# [Stored records]
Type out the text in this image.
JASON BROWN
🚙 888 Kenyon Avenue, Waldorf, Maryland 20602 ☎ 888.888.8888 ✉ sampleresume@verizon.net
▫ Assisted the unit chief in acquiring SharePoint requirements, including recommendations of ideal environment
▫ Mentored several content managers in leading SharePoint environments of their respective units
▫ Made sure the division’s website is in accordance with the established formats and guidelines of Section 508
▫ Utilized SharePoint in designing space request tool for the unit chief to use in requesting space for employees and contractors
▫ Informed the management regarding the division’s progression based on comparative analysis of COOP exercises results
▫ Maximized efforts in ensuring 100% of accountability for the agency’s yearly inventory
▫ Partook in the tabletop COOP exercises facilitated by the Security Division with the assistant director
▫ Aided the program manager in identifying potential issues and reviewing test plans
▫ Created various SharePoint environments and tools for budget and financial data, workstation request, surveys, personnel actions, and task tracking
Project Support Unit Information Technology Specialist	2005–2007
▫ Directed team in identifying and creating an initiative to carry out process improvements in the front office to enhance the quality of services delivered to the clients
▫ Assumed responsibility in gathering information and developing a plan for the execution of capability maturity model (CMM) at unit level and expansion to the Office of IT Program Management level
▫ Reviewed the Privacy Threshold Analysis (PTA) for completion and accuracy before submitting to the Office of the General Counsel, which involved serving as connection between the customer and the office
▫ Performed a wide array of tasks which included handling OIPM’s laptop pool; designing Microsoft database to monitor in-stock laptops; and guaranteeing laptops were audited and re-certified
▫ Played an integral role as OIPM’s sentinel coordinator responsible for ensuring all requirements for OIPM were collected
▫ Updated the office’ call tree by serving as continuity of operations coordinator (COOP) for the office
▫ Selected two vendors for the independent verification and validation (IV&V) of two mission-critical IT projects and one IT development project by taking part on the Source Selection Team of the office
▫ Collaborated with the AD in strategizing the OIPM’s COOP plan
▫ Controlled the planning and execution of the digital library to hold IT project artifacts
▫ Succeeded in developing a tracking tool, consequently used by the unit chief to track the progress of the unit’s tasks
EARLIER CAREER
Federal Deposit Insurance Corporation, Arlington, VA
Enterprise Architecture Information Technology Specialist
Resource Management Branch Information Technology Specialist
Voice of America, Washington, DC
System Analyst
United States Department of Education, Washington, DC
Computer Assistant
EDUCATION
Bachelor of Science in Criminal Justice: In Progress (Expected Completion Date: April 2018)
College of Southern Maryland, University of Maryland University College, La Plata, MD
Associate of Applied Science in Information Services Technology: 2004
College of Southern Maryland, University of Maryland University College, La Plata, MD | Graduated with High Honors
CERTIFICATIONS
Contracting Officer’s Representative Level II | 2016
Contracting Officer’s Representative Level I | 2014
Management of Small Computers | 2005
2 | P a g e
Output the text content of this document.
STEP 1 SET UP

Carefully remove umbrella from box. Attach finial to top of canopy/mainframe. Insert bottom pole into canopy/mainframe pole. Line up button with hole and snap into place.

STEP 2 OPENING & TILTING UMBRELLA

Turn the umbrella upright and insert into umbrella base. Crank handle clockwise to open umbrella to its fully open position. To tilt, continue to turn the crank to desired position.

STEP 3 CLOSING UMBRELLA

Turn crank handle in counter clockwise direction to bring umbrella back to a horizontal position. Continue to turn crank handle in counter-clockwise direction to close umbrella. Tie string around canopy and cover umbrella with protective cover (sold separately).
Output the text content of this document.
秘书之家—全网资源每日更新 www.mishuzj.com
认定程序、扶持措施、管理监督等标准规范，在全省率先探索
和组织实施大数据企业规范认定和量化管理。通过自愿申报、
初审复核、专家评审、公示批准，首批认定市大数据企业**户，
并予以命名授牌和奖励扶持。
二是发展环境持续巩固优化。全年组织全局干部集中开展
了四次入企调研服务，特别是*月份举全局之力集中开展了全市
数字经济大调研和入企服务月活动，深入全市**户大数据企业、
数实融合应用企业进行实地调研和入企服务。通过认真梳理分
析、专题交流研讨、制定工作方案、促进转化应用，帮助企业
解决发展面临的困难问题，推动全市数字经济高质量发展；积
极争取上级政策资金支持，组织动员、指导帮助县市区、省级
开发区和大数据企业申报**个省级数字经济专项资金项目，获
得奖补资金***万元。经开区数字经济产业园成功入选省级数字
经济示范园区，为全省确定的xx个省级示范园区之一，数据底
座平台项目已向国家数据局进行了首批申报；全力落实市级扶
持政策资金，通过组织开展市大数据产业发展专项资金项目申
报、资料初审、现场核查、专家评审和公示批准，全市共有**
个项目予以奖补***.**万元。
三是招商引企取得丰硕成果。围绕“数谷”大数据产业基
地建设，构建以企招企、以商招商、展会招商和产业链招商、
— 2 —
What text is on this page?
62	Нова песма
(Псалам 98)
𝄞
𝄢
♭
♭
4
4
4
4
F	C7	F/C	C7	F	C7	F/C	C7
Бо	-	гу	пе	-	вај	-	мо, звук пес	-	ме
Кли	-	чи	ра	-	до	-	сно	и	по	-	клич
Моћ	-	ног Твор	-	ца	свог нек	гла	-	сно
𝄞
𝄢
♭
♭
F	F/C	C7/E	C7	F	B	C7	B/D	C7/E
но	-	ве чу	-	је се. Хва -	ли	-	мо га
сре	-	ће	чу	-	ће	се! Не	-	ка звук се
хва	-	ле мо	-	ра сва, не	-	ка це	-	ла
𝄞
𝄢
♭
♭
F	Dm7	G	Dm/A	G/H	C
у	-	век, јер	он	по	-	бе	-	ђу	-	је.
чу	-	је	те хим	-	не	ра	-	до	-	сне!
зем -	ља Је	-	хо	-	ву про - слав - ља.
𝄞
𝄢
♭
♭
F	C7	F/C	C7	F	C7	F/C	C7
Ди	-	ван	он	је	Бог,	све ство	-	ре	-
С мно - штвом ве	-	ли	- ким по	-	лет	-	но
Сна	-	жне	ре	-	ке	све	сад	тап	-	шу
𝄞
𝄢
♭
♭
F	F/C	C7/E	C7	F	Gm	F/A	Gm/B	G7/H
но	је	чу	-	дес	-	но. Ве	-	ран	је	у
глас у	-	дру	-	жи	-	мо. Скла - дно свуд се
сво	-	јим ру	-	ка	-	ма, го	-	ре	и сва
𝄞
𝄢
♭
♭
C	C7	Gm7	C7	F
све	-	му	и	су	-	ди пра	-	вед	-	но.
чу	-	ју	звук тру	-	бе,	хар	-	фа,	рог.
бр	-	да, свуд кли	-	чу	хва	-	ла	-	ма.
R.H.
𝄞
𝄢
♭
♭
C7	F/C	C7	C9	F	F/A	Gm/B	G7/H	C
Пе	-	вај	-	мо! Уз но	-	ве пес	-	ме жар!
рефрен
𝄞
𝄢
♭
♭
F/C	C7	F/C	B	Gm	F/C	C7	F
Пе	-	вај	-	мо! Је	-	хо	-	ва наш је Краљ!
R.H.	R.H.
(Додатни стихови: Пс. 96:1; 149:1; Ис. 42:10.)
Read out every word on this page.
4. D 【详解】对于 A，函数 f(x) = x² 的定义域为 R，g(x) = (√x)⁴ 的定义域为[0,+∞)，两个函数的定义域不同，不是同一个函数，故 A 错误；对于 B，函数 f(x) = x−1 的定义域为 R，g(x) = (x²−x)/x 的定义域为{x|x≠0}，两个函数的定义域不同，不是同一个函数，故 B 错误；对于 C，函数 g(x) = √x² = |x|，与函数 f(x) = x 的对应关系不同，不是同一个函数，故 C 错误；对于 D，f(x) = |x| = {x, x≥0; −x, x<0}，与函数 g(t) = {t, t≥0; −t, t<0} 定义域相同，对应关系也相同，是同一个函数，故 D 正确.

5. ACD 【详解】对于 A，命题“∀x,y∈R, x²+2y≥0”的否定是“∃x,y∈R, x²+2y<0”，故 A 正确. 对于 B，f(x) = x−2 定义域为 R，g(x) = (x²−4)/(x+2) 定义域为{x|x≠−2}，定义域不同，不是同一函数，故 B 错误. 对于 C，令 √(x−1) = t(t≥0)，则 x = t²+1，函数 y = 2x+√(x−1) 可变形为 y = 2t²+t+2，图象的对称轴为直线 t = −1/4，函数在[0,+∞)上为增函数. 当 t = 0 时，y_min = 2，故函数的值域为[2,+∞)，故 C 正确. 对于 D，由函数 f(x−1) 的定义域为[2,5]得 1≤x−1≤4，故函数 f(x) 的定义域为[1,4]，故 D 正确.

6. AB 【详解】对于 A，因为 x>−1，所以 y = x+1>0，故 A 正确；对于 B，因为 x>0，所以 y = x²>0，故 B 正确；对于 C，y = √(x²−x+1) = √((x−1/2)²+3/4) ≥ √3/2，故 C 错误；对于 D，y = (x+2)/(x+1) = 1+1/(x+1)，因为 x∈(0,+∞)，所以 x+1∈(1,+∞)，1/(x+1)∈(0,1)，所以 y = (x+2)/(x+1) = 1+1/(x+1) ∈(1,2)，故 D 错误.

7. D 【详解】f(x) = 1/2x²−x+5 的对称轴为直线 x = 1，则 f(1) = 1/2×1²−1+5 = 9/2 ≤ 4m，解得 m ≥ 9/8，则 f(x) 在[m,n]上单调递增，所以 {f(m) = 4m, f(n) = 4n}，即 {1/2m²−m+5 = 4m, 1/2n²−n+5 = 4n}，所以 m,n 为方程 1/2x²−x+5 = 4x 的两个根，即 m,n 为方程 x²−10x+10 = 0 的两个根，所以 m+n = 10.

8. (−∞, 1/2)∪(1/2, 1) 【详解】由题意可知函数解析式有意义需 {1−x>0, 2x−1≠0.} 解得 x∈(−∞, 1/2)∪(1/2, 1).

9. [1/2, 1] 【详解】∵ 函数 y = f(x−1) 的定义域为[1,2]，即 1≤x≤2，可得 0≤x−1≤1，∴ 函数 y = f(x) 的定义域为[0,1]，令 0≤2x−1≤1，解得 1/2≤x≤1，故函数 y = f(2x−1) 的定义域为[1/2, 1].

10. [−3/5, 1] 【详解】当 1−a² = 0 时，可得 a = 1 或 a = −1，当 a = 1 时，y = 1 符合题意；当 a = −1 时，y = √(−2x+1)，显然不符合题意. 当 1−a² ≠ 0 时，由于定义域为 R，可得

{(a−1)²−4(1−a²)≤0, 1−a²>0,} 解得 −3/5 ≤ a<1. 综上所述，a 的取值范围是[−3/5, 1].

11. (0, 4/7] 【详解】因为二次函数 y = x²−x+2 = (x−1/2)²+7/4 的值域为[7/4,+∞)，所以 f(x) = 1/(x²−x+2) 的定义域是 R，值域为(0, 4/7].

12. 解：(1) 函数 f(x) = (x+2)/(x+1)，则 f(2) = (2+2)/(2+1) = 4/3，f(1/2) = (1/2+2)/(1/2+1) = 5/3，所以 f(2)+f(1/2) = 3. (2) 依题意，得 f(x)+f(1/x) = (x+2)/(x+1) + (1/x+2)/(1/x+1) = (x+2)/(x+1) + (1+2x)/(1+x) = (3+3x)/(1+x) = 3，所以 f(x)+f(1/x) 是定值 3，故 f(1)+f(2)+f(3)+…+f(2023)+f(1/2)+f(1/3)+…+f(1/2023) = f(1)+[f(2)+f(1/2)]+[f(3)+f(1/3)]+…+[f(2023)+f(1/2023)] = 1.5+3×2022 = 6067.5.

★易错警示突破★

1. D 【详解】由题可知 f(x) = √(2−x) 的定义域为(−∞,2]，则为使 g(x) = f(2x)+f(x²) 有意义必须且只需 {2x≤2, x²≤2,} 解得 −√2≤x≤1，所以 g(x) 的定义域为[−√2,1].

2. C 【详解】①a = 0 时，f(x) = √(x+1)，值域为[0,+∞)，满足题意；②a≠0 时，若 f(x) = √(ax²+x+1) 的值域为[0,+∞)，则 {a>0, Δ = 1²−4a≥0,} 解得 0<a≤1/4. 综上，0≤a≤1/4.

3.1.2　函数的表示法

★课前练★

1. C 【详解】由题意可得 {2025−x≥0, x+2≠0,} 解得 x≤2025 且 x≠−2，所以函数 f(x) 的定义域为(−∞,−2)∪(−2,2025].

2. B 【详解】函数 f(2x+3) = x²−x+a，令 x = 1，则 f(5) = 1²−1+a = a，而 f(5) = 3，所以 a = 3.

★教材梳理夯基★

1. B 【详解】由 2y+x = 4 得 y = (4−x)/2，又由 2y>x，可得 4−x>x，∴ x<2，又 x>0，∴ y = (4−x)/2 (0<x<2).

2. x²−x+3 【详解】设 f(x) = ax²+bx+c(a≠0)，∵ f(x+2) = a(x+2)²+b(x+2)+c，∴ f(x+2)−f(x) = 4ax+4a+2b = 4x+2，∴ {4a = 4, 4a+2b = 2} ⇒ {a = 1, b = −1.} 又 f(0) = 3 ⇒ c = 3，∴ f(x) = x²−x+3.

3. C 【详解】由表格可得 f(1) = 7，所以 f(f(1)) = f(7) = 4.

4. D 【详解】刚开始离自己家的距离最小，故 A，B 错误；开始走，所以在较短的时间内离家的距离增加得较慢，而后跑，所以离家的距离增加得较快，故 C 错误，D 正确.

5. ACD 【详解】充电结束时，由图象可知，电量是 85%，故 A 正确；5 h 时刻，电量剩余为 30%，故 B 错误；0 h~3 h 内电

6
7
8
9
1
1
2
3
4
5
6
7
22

# [Prompt]
Show every line of the records above that contains the word "exercises".

# [Written solution]
▫ Informed the management regarding the division’s progression based on comparative analysis of COOP exercises results
▫ Partook in the tabletop COOP exercises facilitated by the Security Division with the assistant director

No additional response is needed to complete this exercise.